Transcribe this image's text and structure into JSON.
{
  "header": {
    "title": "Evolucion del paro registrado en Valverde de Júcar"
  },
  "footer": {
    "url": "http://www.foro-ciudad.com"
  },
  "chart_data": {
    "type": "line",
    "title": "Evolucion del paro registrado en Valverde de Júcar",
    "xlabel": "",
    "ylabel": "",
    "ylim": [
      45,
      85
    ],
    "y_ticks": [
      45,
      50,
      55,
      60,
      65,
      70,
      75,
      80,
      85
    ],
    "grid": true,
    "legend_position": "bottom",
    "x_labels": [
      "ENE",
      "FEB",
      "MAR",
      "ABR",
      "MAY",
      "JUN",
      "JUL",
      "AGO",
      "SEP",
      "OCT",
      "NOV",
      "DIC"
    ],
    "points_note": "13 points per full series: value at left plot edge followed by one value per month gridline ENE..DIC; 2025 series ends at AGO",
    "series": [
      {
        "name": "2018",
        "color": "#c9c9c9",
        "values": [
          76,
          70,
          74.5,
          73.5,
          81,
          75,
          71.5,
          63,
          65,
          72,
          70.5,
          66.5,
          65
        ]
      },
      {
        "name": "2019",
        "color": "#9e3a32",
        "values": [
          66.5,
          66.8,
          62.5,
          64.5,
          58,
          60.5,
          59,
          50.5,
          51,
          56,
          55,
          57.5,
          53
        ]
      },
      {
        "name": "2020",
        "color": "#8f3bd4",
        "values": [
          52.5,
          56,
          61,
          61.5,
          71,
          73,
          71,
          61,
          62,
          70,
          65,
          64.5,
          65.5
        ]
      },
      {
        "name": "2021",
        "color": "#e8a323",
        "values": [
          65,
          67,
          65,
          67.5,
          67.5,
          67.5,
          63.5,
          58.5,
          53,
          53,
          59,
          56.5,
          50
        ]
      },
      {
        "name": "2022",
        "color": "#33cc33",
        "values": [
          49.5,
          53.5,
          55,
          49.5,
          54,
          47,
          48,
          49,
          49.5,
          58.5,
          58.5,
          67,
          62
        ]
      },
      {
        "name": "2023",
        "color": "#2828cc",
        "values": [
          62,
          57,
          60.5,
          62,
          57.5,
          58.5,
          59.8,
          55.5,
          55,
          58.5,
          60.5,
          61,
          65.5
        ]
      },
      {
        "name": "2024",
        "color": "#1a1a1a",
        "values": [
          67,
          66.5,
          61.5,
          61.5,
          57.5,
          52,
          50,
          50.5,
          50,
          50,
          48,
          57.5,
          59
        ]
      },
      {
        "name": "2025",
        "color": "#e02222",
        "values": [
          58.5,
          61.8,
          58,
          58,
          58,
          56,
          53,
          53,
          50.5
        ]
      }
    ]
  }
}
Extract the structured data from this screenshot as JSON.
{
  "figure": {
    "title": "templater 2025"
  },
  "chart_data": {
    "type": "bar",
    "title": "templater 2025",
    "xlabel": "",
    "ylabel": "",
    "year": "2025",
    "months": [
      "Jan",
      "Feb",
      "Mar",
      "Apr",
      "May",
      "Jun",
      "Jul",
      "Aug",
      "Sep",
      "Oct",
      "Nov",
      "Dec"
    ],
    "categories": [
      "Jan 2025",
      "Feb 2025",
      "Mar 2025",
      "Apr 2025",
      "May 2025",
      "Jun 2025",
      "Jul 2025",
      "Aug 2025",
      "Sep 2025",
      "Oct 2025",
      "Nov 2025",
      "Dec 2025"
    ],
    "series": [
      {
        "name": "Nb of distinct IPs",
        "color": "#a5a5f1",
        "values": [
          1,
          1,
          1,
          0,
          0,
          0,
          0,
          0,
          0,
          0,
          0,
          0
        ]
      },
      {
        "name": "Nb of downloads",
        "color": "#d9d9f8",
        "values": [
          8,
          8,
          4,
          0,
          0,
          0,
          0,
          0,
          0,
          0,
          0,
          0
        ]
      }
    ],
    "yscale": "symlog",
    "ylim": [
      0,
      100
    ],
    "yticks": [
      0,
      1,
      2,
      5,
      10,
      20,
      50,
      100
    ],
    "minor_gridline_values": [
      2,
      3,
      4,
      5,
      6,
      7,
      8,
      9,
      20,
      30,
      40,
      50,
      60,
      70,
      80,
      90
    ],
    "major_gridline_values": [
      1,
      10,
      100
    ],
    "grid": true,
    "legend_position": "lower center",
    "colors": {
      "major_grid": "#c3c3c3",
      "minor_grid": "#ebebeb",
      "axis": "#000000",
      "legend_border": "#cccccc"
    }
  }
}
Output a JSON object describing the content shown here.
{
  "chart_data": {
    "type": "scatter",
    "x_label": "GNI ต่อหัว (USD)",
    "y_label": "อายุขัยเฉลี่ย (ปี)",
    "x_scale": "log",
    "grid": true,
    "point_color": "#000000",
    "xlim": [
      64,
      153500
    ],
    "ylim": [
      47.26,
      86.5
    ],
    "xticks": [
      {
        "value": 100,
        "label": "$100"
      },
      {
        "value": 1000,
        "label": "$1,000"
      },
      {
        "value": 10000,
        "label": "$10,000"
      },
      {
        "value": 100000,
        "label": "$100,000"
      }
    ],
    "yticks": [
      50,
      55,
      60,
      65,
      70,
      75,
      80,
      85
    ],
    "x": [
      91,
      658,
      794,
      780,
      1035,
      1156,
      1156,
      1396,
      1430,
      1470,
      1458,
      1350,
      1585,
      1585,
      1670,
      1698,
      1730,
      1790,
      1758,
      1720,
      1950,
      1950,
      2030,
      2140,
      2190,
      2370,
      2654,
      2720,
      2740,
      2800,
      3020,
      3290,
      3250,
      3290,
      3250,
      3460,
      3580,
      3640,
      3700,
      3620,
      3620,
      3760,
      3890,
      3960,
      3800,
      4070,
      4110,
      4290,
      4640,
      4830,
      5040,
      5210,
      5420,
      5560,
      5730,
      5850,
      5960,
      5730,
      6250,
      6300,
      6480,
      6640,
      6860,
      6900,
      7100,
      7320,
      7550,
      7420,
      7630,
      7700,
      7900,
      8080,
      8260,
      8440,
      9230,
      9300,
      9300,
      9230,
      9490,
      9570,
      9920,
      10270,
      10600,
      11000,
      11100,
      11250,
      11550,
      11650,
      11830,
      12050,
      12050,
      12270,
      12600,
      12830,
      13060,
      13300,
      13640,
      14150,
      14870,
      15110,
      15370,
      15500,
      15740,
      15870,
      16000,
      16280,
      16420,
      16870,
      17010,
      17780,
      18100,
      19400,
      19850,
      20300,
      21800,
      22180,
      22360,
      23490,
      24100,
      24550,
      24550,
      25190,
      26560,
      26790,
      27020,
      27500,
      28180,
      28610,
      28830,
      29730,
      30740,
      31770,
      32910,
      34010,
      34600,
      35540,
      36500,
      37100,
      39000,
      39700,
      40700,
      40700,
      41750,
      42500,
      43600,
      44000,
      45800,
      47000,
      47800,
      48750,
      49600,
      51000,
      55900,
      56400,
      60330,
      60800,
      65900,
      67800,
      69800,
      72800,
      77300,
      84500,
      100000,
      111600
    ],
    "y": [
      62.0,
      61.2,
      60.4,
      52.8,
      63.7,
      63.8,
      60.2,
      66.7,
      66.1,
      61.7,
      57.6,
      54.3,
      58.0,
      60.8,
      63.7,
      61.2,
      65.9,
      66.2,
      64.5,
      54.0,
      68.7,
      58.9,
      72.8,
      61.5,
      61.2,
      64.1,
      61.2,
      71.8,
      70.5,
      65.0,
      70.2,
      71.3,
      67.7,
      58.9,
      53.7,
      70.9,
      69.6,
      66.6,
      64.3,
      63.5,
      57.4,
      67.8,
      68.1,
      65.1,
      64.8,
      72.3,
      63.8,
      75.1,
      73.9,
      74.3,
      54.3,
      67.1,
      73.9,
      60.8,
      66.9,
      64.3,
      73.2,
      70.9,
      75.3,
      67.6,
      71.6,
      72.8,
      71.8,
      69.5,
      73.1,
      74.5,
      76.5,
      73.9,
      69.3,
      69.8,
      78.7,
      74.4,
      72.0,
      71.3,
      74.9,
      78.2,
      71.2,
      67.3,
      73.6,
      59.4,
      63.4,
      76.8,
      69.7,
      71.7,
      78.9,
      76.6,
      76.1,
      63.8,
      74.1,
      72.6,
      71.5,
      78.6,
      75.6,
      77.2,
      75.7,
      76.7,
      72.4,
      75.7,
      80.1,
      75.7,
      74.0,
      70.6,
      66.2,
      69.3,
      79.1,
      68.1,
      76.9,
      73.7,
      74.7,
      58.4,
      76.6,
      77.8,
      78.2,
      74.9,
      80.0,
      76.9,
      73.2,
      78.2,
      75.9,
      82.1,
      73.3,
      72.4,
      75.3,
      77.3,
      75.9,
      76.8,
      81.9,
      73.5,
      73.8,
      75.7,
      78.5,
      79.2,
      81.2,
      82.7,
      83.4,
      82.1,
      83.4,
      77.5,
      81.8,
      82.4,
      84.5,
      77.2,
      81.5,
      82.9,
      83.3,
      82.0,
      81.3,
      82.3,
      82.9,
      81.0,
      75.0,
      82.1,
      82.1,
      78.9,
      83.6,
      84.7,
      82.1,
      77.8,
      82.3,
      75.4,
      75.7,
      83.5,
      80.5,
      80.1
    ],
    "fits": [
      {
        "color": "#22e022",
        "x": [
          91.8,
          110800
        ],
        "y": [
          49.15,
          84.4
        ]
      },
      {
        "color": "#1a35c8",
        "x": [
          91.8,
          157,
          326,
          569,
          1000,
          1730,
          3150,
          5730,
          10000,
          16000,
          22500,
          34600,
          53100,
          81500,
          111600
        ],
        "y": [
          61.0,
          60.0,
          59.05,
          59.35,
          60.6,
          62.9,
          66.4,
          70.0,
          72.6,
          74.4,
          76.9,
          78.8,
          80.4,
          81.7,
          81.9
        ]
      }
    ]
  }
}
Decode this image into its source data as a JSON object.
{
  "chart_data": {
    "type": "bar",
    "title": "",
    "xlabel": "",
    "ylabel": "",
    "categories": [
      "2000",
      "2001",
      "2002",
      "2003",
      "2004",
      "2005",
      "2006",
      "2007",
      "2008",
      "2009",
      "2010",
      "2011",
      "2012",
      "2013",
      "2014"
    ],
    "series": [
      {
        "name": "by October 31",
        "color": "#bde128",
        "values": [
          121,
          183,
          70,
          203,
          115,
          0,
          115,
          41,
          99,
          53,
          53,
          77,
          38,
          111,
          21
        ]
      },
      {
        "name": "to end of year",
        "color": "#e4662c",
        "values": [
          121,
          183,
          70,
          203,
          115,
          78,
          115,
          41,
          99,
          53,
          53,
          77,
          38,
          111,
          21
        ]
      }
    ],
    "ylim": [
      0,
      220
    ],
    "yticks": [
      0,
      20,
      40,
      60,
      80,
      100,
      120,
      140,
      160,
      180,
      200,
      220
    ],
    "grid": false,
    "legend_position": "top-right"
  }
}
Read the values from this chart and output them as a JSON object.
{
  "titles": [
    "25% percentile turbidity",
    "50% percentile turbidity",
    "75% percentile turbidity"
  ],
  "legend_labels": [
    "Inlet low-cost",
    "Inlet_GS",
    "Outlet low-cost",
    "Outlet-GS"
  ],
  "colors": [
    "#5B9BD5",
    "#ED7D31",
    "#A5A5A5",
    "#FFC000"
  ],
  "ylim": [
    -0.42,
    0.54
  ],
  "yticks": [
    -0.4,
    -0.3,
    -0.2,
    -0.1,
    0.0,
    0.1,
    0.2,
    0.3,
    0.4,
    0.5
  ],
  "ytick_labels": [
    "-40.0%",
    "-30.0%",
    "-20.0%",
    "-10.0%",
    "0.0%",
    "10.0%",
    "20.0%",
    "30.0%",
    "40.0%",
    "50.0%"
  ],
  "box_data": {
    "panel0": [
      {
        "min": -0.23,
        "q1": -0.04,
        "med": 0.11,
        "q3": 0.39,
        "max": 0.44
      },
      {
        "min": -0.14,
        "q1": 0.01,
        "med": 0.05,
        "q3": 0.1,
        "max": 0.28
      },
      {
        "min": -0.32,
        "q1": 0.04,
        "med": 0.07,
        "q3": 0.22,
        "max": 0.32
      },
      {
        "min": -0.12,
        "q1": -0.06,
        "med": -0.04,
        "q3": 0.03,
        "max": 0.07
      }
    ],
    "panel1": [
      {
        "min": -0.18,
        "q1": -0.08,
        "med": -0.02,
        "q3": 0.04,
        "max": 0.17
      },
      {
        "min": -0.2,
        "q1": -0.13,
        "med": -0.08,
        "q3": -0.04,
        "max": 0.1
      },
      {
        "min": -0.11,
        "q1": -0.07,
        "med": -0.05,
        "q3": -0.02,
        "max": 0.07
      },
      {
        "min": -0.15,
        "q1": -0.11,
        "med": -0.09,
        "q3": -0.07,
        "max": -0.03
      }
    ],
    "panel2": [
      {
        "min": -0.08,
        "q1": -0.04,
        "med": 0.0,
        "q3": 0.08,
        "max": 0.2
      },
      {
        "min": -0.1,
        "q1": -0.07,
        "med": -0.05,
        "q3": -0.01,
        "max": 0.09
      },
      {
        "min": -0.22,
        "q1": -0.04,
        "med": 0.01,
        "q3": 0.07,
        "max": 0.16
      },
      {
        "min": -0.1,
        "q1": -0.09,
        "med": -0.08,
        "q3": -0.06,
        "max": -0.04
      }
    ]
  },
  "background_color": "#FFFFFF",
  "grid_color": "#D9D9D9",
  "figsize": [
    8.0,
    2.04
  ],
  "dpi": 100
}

..........

**Aim of the task:** Gather from the entries above all lines that include the string "percentile".

**Written reply:**
    "25% percentile turbidity",
    "50% percentile turbidity",
    "75% percentile turbidity"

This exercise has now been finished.